▶ _EXERCISE DIRECTIONS_
Repeat every record exactly, but keep images out of the copy.
————
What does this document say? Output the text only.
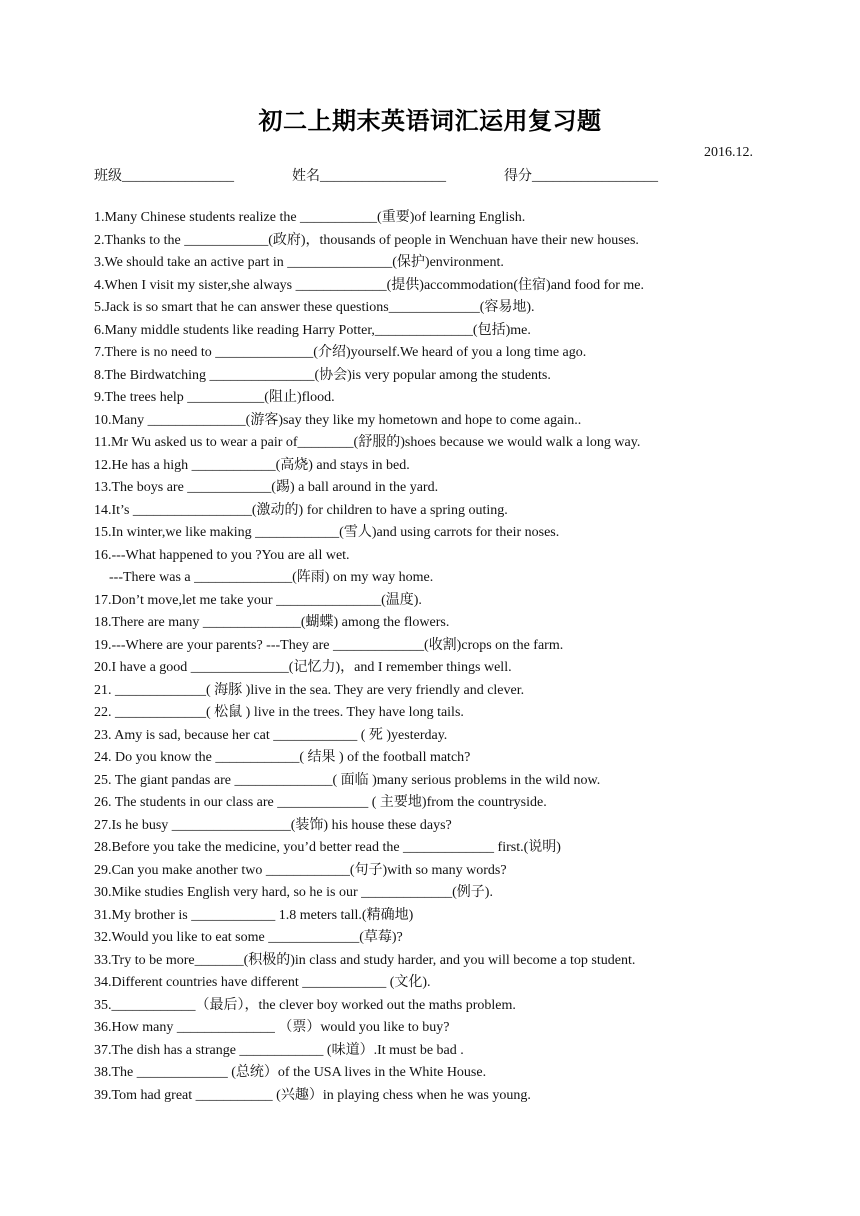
初二上期末英语词汇运用复习题
2016.12.
班级________________	姓名__________________	得分__________________
1.Many Chinese students realize the ___________(重要)of learning English.
2.Thanks to the ____________(政府)，thousands of people in Wenchuan have their new houses.
3.We should take an active part in _______________(保护)environment.
4.When I visit my sister,she always _____________(提供)accommodation(住宿)and food for me.
5.Jack is so smart that he can answer these questions_____________(容易地).
6.Many middle students like reading Harry Potter,______________(包括)me.
7.There is no need to ______________(介绍)yourself.We heard of you a long time ago.
8.The Birdwatching _______________(协会)is very popular among the students.
9.The trees help ___________(阻止)flood.
10.Many ______________(游客)say they like my hometown and hope to come again..
11.Mr Wu asked us to wear a pair of________(舒服的)shoes because we would walk a long way.
12.He has a high ____________(高烧) and stays in bed.
13.The boys are ____________(踢) a ball around in the yard.
14.It’s _________________(激动的) for children to have a spring outing.
15.In winter,we like making ____________(雪人)and using carrots for their noses.
16.---What happened to you ?You are all wet.
---There was a ______________(阵雨) on my way home.
17.Don’t move,let me take your _______________(温度).
18.There are many ______________(蝴蝶) among the flowers.
19.---Where are your parents? ---They are _____________(收割)crops on the farm.
20.I have a good ______________(记忆力)，and I remember things well.
21. _____________( 海豚 )live in the sea. They are very friendly and clever.
22. _____________( 松鼠 ) live in the trees. They have long tails.
23. Amy is sad, because her cat ____________ ( 死 )yesterday.
24. Do you know the ____________( 结果 ) of the football match?
25. The giant pandas are ______________( 面临 )many serious problems in the wild now.
26. The students in our class are _____________ ( 主要地)from the countryside.
27.Is he busy _________________(装饰) his house these days?
28.Before you take the medicine, you’d better read the _____________ first.(说明)
29.Can you make another two ____________(句子)with so many words?
30.Mike studies English very hard, so he is our _____________(例子).
31.My brother is ____________ 1.8 meters tall.(精确地)
32.Would you like to eat some _____________(草莓)?
33.Try to be more_______(积极的)in class and study harder, and you will become a top student.
34.Different countries have different ____________ (文化).
35.____________（最后），the clever boy worked out the maths problem.
36.How many ______________ （票）would you like to buy?
37.The dish has a strange ____________ (味道）.It must be bad .
38.The _____________ (总统）of the USA lives in the White House.
39.Tom had great ___________ (兴趣）in playing chess when he was young.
————
▶ _ANSWER TO THE TASK_
What does this document say? Output the text only.
初二上期末英语词汇运用复习题
2016.12.
班级________________	姓名__________________	得分__________________
1.Many Chinese students realize the ___________(重要)of learning English.
2.Thanks to the ____________(政府)，thousands of people in Wenchuan have their new houses.
3.We should take an active part in _______________(保护)environment.
4.When I visit my sister,she always _____________(提供)accommodation(住宿)and food for me.
5.Jack is so smart that he can answer these questions_____________(容易地).
6.Many middle students like reading Harry Potter,______________(包括)me.
7.There is no need to ______________(介绍)yourself.We heard of you a long time ago.
8.The Birdwatching _______________(协会)is very popular among the students.
9.The trees help ___________(阻止)flood.
10.Many ______________(游客)say they like my hometown and hope to come again..
11.Mr Wu asked us to wear a pair of________(舒服的)shoes because we would walk a long way.
12.He has a high ____________(高烧) and stays in bed.
13.The boys are ____________(踢) a ball around in the yard.
14.It’s _________________(激动的) for children to have a spring outing.
15.In winter,we like making ____________(雪人)and using carrots for their noses.
16.---What happened to you ?You are all wet.
---There was a ______________(阵雨) on my way home.
17.Don’t move,let me take your _______________(温度).
18.There are many ______________(蝴蝶) among the flowers.
19.---Where are your parents? ---They are _____________(收割)crops on the farm.
20.I have a good ______________(记忆力)，and I remember things well.
21. _____________( 海豚 )live in the sea. They are very friendly and clever.
22. _____________( 松鼠 ) live in the trees. They have long tails.
23. Amy is sad, because her cat ____________ ( 死 )yesterday.
24. Do you know the ____________( 结果 ) of the football match?
25. The giant pandas are ______________( 面临 )many serious problems in the wild now.
26. The students in our class are _____________ ( 主要地)from the countryside.
27.Is he busy _________________(装饰) his house these days?
28.Before you take the medicine, you’d better read the _____________ first.(说明)
29.Can you make another two ____________(句子)with so many words?
30.Mike studies English very hard, so he is our _____________(例子).
31.My brother is ____________ 1.8 meters tall.(精确地)
32.Would you like to eat some _____________(草莓)?
33.Try to be more_______(积极的)in class and study harder, and you will become a top student.
34.Different countries have different ____________ (文化).
35.____________（最后），the clever boy worked out the maths problem.
36.How many ______________ （票）would you like to buy?
37.The dish has a strange ____________ (味道）.It must be bad .
38.The _____________ (总统）of the USA lives in the White House.
39.Tom had great ___________ (兴趣）in playing chess when he was young.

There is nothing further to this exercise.